Identify each line in the records below that contains the word "name", and copy it.

**ENTRIES SUPPLIED**
=======

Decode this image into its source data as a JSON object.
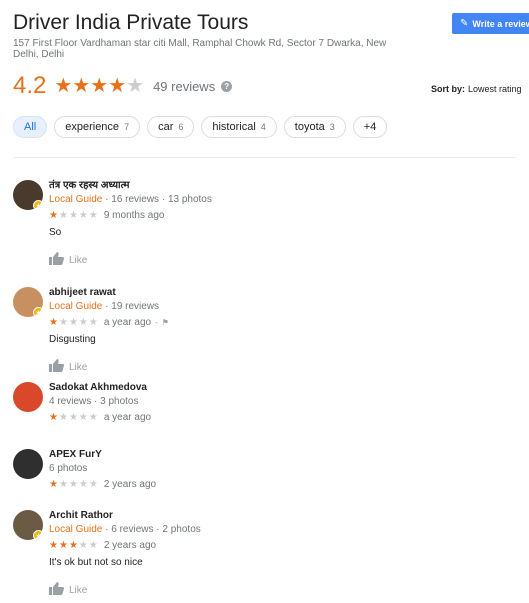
{
  "place": {
    "title": "Driver India Private Tours",
    "address": "157 First Floor Vardhaman star citi Mall, Ramphal Chowk Rd, Sector 7 Dwarka, New Delhi, Delhi"
  },
  "actions": {
    "write_review": "Write a review"
  },
  "summary": {
    "rating": "4.2",
    "stars": 4,
    "review_count": "49 reviews",
    "help_icon": "help-circle-icon"
  },
  "sort": {
    "label": "Sort by:",
    "value": "Lowest rating"
  },
  "filters": [
    {
      "label": "All",
      "count": "",
      "selected": true
    },
    {
      "label": "experience",
      "count": "7"
    },
    {
      "label": "car",
      "count": "6"
    },
    {
      "label": "historical",
      "count": "4"
    },
    {
      "label": "toyota",
      "count": "3"
    },
    {
      "label": "+4",
      "count": ""
    }
  ],
  "reviews": [
    {
      "name": "तंत्र एक रहस्य अध्यात्म",
      "local_guide": "Local Guide",
      "meta": " · 16 reviews · 13 photos",
      "stars": 1,
      "time": "9 months ago",
      "flag": false,
      "text": "So",
      "like_label": "Like",
      "avatar_color": "#4a3a2e"
    },
    {
      "name": "abhijeet rawat",
      "local_guide": "Local Guide",
      "meta": " · 19 reviews",
      "stars": 1,
      "time": "a year ago",
      "flag": true,
      "text": "Disgusting",
      "like_label": "Like",
      "avatar_color": "#c89060"
    },
    {
      "name": "Sadokat Akhmedova",
      "local_guide": "",
      "meta": "4 reviews · 3 photos",
      "stars": 1,
      "time": "a year ago",
      "flag": false,
      "text": "",
      "like_label": "",
      "avatar_color": "#d9482b"
    },
    {
      "name": "APEX FurY",
      "local_guide": "",
      "meta": "6 photos",
      "stars": 1,
      "time": "2 years ago",
      "flag": false,
      "text": "",
      "like_label": "",
      "avatar_color": "#2f2f2f"
    },
    {
      "name": "Archit Rathor",
      "local_guide": "Local Guide",
      "meta": " · 6 reviews · 2 photos",
      "stars": 3,
      "time": "2 years ago",
      "flag": false,
      "text": "It's ok but not so nice",
      "like_label": "Like",
      "avatar_color": "#6b5a44"
    }
  ],
  "colors": {
    "accent": "#e7711b",
    "star_on": "#e7711b",
    "star_off": "#cccccc",
    "button": "#4285f4"
  }
}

=======

**COMPLETED EXERCISE**
      "name": "तंत्र एक रहस्य अध्यात्म",
      "name": "abhijeet rawat",
      "name": "Sadokat Akhmedova",
      "name": "APEX FurY",
      "name": "Archit Rathor",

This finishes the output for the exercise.